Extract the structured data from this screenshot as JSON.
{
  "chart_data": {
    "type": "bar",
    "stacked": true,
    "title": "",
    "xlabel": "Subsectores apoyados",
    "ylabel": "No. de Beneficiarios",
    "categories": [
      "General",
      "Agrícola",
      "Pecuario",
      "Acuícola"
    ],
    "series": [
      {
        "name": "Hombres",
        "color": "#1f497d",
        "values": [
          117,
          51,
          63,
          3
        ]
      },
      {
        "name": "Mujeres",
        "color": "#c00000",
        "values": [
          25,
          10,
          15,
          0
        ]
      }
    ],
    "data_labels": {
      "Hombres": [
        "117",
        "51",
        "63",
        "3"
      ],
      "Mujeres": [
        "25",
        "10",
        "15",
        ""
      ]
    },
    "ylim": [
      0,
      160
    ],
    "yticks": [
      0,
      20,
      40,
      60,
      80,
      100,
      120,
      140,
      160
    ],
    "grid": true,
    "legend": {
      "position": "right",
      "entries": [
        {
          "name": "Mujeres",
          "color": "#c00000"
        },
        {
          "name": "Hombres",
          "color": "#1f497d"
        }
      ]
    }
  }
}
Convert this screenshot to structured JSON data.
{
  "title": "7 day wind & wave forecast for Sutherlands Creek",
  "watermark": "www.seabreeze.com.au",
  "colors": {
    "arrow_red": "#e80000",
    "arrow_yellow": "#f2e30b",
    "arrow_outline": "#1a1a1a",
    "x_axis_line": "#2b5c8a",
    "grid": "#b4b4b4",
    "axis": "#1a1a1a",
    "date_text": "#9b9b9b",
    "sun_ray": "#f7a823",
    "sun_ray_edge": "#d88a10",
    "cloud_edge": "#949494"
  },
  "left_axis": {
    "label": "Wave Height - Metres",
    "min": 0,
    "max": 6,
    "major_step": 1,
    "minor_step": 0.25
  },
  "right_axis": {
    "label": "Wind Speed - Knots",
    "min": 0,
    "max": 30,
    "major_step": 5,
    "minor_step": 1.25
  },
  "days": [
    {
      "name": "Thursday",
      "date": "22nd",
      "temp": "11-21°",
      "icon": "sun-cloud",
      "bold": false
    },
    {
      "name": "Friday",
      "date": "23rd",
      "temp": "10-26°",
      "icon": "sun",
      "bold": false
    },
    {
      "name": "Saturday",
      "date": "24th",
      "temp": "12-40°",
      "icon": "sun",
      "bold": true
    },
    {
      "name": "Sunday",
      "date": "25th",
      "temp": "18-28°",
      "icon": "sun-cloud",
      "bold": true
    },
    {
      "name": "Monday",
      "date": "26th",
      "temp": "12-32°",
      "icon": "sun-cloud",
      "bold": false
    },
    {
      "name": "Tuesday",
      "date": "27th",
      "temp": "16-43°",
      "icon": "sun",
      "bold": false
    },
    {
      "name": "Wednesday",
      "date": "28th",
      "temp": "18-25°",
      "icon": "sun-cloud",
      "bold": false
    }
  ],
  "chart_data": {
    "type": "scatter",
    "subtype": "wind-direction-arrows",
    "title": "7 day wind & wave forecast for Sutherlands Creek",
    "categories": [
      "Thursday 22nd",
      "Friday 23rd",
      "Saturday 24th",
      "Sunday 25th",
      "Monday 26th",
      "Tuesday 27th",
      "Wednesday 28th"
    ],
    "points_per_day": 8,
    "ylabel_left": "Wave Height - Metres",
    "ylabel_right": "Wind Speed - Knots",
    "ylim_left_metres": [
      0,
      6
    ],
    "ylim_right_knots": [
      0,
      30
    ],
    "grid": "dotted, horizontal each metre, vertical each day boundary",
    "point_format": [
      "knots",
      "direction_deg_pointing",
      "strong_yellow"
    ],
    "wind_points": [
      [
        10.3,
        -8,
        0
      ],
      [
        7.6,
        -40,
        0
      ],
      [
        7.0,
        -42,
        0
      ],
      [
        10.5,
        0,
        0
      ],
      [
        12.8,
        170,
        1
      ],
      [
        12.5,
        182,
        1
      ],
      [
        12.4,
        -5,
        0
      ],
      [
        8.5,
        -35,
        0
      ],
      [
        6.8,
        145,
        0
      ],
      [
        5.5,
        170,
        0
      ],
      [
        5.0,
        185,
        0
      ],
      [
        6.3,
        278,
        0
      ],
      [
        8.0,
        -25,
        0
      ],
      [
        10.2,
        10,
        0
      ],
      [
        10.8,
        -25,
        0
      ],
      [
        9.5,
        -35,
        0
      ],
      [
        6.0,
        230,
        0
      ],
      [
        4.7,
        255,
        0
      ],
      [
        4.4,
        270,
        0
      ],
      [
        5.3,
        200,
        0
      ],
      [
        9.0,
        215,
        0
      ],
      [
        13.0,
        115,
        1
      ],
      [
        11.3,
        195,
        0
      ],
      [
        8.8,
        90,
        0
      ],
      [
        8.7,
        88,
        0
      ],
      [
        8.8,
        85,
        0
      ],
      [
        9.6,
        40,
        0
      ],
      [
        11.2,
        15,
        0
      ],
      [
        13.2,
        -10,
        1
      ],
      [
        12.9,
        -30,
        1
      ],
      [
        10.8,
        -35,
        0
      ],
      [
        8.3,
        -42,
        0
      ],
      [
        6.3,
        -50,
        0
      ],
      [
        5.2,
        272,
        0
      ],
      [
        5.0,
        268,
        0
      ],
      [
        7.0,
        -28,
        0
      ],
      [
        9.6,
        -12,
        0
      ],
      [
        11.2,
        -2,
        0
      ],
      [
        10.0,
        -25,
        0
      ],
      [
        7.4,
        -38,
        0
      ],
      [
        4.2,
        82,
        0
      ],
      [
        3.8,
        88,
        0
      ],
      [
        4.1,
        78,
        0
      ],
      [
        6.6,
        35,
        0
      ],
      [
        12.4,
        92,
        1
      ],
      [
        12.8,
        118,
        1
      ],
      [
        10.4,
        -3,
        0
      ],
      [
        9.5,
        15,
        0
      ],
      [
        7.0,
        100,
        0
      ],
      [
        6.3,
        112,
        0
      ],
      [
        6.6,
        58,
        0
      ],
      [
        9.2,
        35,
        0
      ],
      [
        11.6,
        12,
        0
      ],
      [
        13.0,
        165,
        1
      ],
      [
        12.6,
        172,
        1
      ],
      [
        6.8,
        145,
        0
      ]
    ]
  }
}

::::::::

_WHAT YOU WILL DO:_ Exactly as written above, please repeat the entries.

_THE COMPLETED TASK:_
Extract the structured data from this screenshot as JSON.
{
  "chart_data": {
    "type": "bar",
    "stacked": true,
    "title": "",
    "xlabel": "Subsectores apoyados",
    "ylabel": "No. de Beneficiarios",
    "categories": [
      "General",
      "Agrícola",
      "Pecuario",
      "Acuícola"
    ],
    "series": [
      {
        "name": "Hombres",
        "color": "#1f497d",
        "values": [
          117,
          51,
          63,
          3
        ]
      },
      {
        "name": "Mujeres",
        "color": "#c00000",
        "values": [
          25,
          10,
          15,
          0
        ]
      }
    ],
    "data_labels": {
      "Hombres": [
        "117",
        "51",
        "63",
        "3"
      ],
      "Mujeres": [
        "25",
        "10",
        "15",
        ""
      ]
    },
    "ylim": [
      0,
      160
    ],
    "yticks": [
      0,
      20,
      40,
      60,
      80,
      100,
      120,
      140,
      160
    ],
    "grid": true,
    "legend": {
      "position": "right",
      "entries": [
        {
          "name": "Mujeres",
          "color": "#c00000"
        },
        {
          "name": "Hombres",
          "color": "#1f497d"
        }
      ]
    }
  }
}
Convert this screenshot to structured JSON data.
{
  "title": "7 day wind & wave forecast for Sutherlands Creek",
  "watermark": "www.seabreeze.com.au",
  "colors": {
    "arrow_red": "#e80000",
    "arrow_yellow": "#f2e30b",
    "arrow_outline": "#1a1a1a",
    "x_axis_line": "#2b5c8a",
    "grid": "#b4b4b4",
    "axis": "#1a1a1a",
    "date_text": "#9b9b9b",
    "sun_ray": "#f7a823",
    "sun_ray_edge": "#d88a10",
    "cloud_edge": "#949494"
  },
  "left_axis": {
    "label": "Wave Height - Metres",
    "min": 0,
    "max": 6,
    "major_step": 1,
    "minor_step": 0.25
  },
  "right_axis": {
    "label": "Wind Speed - Knots",
    "min": 0,
    "max": 30,
    "major_step": 5,
    "minor_step": 1.25
  },
  "days": [
    {
      "name": "Thursday",
      "date": "22nd",
      "temp": "11-21°",
      "icon": "sun-cloud",
      "bold": false
    },
    {
      "name": "Friday",
      "date": "23rd",
      "temp": "10-26°",
      "icon": "sun",
      "bold": false
    },
    {
      "name": "Saturday",
      "date": "24th",
      "temp": "12-40°",
      "icon": "sun",
      "bold": true
    },
    {
      "name": "Sunday",
      "date": "25th",
      "temp": "18-28°",
      "icon": "sun-cloud",
      "bold": true
    },
    {
      "name": "Monday",
      "date": "26th",
      "temp": "12-32°",
      "icon": "sun-cloud",
      "bold": false
    },
    {
      "name": "Tuesday",
      "date": "27th",
      "temp": "16-43°",
      "icon": "sun",
      "bold": false
    },
    {
      "name": "Wednesday",
      "date": "28th",
      "temp": "18-25°",
      "icon": "sun-cloud",
      "bold": false
    }
  ],
  "chart_data": {
    "type": "scatter",
    "subtype": "wind-direction-arrows",
    "title": "7 day wind & wave forecast for Sutherlands Creek",
    "categories": [
      "Thursday 22nd",
      "Friday 23rd",
      "Saturday 24th",
      "Sunday 25th",
      "Monday 26th",
      "Tuesday 27th",
      "Wednesday 28th"
    ],
    "points_per_day": 8,
    "ylabel_left": "Wave Height - Metres",
    "ylabel_right": "Wind Speed - Knots",
    "ylim_left_metres": [
      0,
      6
    ],
    "ylim_right_knots": [
      0,
      30
    ],
    "grid": "dotted, horizontal each metre, vertical each day boundary",
    "point_format": [
      "knots",
      "direction_deg_pointing",
      "strong_yellow"
    ],
    "wind_points": [
      [
        10.3,
        -8,
        0
      ],
      [
        7.6,
        -40,
        0
      ],
      [
        7.0,
        -42,
        0
      ],
      [
        10.5,
        0,
        0
      ],
      [
        12.8,
        170,
        1
      ],
      [
        12.5,
        182,
        1
      ],
      [
        12.4,
        -5,
        0
      ],
      [
        8.5,
        -35,
        0
      ],
      [
        6.8,
        145,
        0
      ],
      [
        5.5,
        170,
        0
      ],
      [
        5.0,
        185,
        0
      ],
      [
        6.3,
        278,
        0
      ],
      [
        8.0,
        -25,
        0
      ],
      [
        10.2,
        10,
        0
      ],
      [
        10.8,
        -25,
        0
      ],
      [
        9.5,
        -35,
        0
      ],
      [
        6.0,
        230,
        0
      ],
      [
        4.7,
        255,
        0
      ],
      [
        4.4,
        270,
        0
      ],
      [
        5.3,
        200,
        0
      ],
      [
        9.0,
        215,
        0
      ],
      [
        13.0,
        115,
        1
      ],
      [
        11.3,
        195,
        0
      ],
      [
        8.8,
        90,
        0
      ],
      [
        8.7,
        88,
        0
      ],
      [
        8.8,
        85,
        0
      ],
      [
        9.6,
        40,
        0
      ],
      [
        11.2,
        15,
        0
      ],
      [
        13.2,
        -10,
        1
      ],
      [
        12.9,
        -30,
        1
      ],
      [
        10.8,
        -35,
        0
      ],
      [
        8.3,
        -42,
        0
      ],
      [
        6.3,
        -50,
        0
      ],
      [
        5.2,
        272,
        0
      ],
      [
        5.0,
        268,
        0
      ],
      [
        7.0,
        -28,
        0
      ],
      [
        9.6,
        -12,
        0
      ],
      [
        11.2,
        -2,
        0
      ],
      [
        10.0,
        -25,
        0
      ],
      [
        7.4,
        -38,
        0
      ],
      [
        4.2,
        82,
        0
      ],
      [
        3.8,
        88,
        0
      ],
      [
        4.1,
        78,
        0
      ],
      [
        6.6,
        35,
        0
      ],
      [
        12.4,
        92,
        1
      ],
      [
        12.8,
        118,
        1
      ],
      [
        10.4,
        -3,
        0
      ],
      [
        9.5,
        15,
        0
      ],
      [
        7.0,
        100,
        0
      ],
      [
        6.3,
        112,
        0
      ],
      [
        6.6,
        58,
        0
      ],
      [
        9.2,
        35,
        0
      ],
      [
        11.6,
        12,
        0
      ],
      [
        13.0,
        165,
        1
      ],
      [
        12.6,
        172,
        1
      ],
      [
        6.8,
        145,
        0
      ]
    ]
  }
}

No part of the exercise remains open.